Stored data entries
>>>>>
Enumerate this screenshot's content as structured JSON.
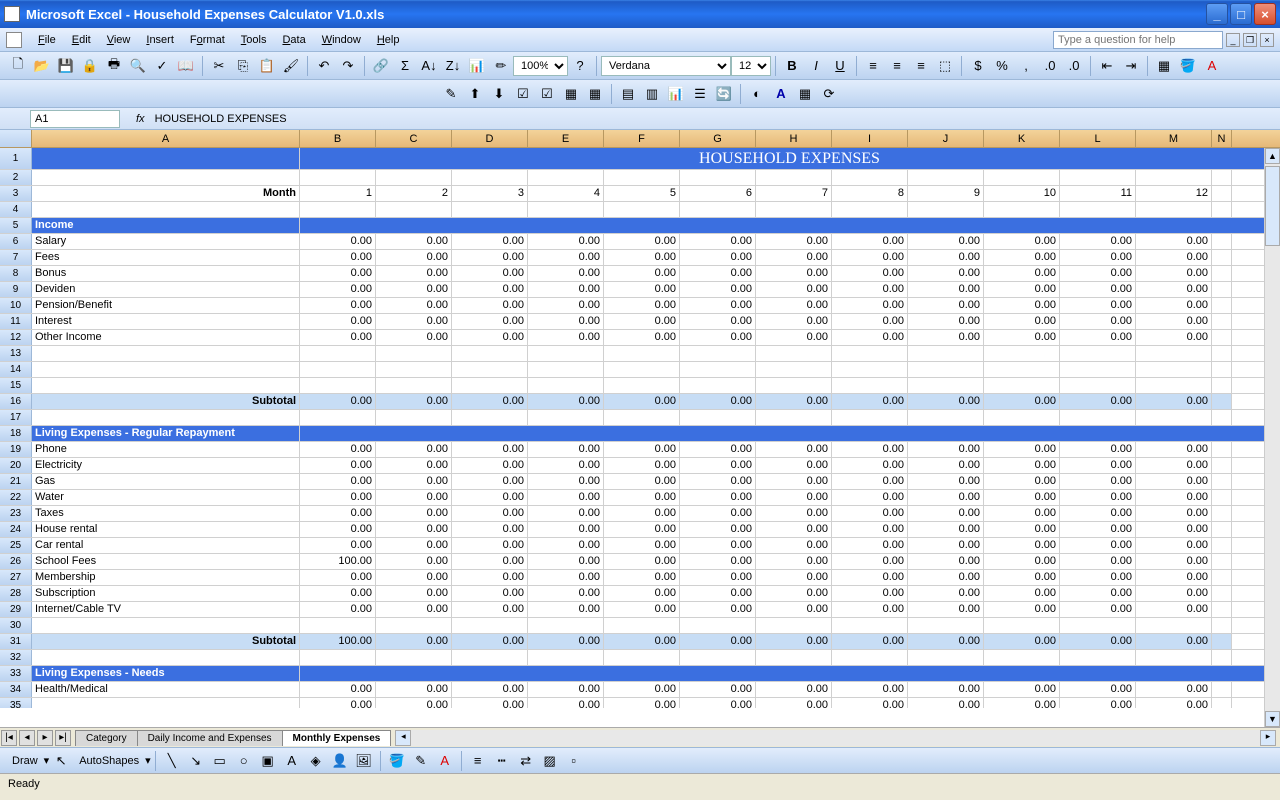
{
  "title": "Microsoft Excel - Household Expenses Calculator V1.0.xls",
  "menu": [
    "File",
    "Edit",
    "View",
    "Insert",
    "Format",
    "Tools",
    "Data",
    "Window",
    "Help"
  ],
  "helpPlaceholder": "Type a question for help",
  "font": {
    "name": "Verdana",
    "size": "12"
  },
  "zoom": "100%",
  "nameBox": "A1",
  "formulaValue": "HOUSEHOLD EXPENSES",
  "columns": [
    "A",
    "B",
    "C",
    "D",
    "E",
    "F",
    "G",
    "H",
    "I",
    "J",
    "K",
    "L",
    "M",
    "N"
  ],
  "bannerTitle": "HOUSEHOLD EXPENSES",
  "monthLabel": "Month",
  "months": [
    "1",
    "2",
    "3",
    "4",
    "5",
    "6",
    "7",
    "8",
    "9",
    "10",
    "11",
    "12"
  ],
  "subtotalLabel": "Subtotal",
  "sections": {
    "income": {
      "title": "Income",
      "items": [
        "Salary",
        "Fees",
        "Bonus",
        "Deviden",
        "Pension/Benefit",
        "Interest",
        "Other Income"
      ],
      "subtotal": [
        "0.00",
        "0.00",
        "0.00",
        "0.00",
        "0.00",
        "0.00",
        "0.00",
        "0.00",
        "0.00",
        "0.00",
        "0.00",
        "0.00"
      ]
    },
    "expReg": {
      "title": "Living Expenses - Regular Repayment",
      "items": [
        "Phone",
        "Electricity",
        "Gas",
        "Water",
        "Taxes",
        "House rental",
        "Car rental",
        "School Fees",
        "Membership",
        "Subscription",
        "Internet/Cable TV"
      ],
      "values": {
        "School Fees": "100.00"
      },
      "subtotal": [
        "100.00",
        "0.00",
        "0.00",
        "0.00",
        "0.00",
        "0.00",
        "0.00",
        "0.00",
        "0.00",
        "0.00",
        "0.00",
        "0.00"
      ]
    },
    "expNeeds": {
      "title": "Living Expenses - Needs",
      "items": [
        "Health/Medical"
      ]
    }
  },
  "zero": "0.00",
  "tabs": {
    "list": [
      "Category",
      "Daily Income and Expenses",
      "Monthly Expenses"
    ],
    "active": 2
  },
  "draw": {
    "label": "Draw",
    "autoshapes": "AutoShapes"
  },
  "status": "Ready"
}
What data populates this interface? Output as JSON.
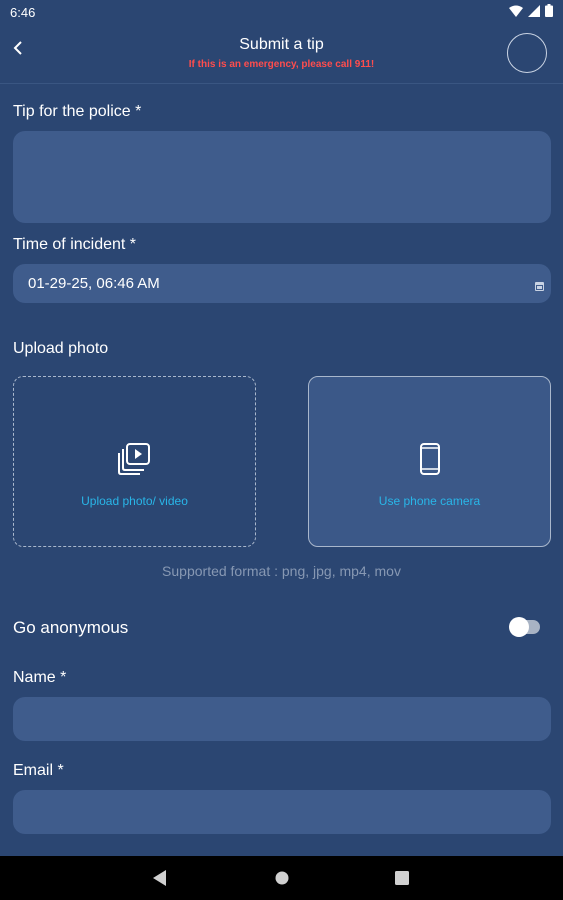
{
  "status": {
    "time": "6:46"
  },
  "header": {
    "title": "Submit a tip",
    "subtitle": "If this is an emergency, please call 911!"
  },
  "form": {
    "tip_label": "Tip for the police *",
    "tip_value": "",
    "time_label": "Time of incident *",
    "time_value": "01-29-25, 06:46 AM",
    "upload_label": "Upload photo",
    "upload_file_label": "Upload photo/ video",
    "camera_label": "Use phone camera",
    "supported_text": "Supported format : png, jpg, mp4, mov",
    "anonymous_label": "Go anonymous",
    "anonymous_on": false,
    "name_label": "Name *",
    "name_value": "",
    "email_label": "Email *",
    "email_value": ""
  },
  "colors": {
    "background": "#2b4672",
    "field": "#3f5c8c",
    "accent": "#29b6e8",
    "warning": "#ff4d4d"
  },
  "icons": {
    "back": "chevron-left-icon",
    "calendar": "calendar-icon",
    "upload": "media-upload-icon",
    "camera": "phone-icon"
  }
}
<<<<<
*The exercise*.
Quote the records in their entirety, keeping the wording exact and excluding pictures.

*Output below*.
Enumerate this screenshot's content as structured JSON.
{
  "title": "Microsoft Excel - Household Expenses Calculator V1.0.xls",
  "menu": [
    "File",
    "Edit",
    "View",
    "Insert",
    "Format",
    "Tools",
    "Data",
    "Window",
    "Help"
  ],
  "helpPlaceholder": "Type a question for help",
  "font": {
    "name": "Verdana",
    "size": "12"
  },
  "zoom": "100%",
  "nameBox": "A1",
  "formulaValue": "HOUSEHOLD EXPENSES",
  "columns": [
    "A",
    "B",
    "C",
    "D",
    "E",
    "F",
    "G",
    "H",
    "I",
    "J",
    "K",
    "L",
    "M",
    "N"
  ],
  "bannerTitle": "HOUSEHOLD EXPENSES",
  "monthLabel": "Month",
  "months": [
    "1",
    "2",
    "3",
    "4",
    "5",
    "6",
    "7",
    "8",
    "9",
    "10",
    "11",
    "12"
  ],
  "subtotalLabel": "Subtotal",
  "sections": {
    "income": {
      "title": "Income",
      "items": [
        "Salary",
        "Fees",
        "Bonus",
        "Deviden",
        "Pension/Benefit",
        "Interest",
        "Other Income"
      ],
      "subtotal": [
        "0.00",
        "0.00",
        "0.00",
        "0.00",
        "0.00",
        "0.00",
        "0.00",
        "0.00",
        "0.00",
        "0.00",
        "0.00",
        "0.00"
      ]
    },
    "expReg": {
      "title": "Living Expenses - Regular Repayment",
      "items": [
        "Phone",
        "Electricity",
        "Gas",
        "Water",
        "Taxes",
        "House rental",
        "Car rental",
        "School Fees",
        "Membership",
        "Subscription",
        "Internet/Cable TV"
      ],
      "values": {
        "School Fees": "100.00"
      },
      "subtotal": [
        "100.00",
        "0.00",
        "0.00",
        "0.00",
        "0.00",
        "0.00",
        "0.00",
        "0.00",
        "0.00",
        "0.00",
        "0.00",
        "0.00"
      ]
    },
    "expNeeds": {
      "title": "Living Expenses - Needs",
      "items": [
        "Health/Medical"
      ]
    }
  },
  "zero": "0.00",
  "tabs": {
    "list": [
      "Category",
      "Daily Income and Expenses",
      "Monthly Expenses"
    ],
    "active": 2
  },
  "draw": {
    "label": "Draw",
    "autoshapes": "AutoShapes"
  },
  "status": "Ready"
}
What data populates this interface? Output as JSON.
{
  "status": {
    "time": "6:46"
  },
  "header": {
    "title": "Submit a tip",
    "subtitle": "If this is an emergency, please call 911!"
  },
  "form": {
    "tip_label": "Tip for the police *",
    "tip_value": "",
    "time_label": "Time of incident *",
    "time_value": "01-29-25, 06:46 AM",
    "upload_label": "Upload photo",
    "upload_file_label": "Upload photo/ video",
    "camera_label": "Use phone camera",
    "supported_text": "Supported format : png, jpg, mp4, mov",
    "anonymous_label": "Go anonymous",
    "anonymous_on": false,
    "name_label": "Name *",
    "name_value": "",
    "email_label": "Email *",
    "email_value": ""
  },
  "colors": {
    "background": "#2b4672",
    "field": "#3f5c8c",
    "accent": "#29b6e8",
    "warning": "#ff4d4d"
  },
  "icons": {
    "back": "chevron-left-icon",
    "calendar": "calendar-icon",
    "upload": "media-upload-icon",
    "camera": "phone-icon"
  }
}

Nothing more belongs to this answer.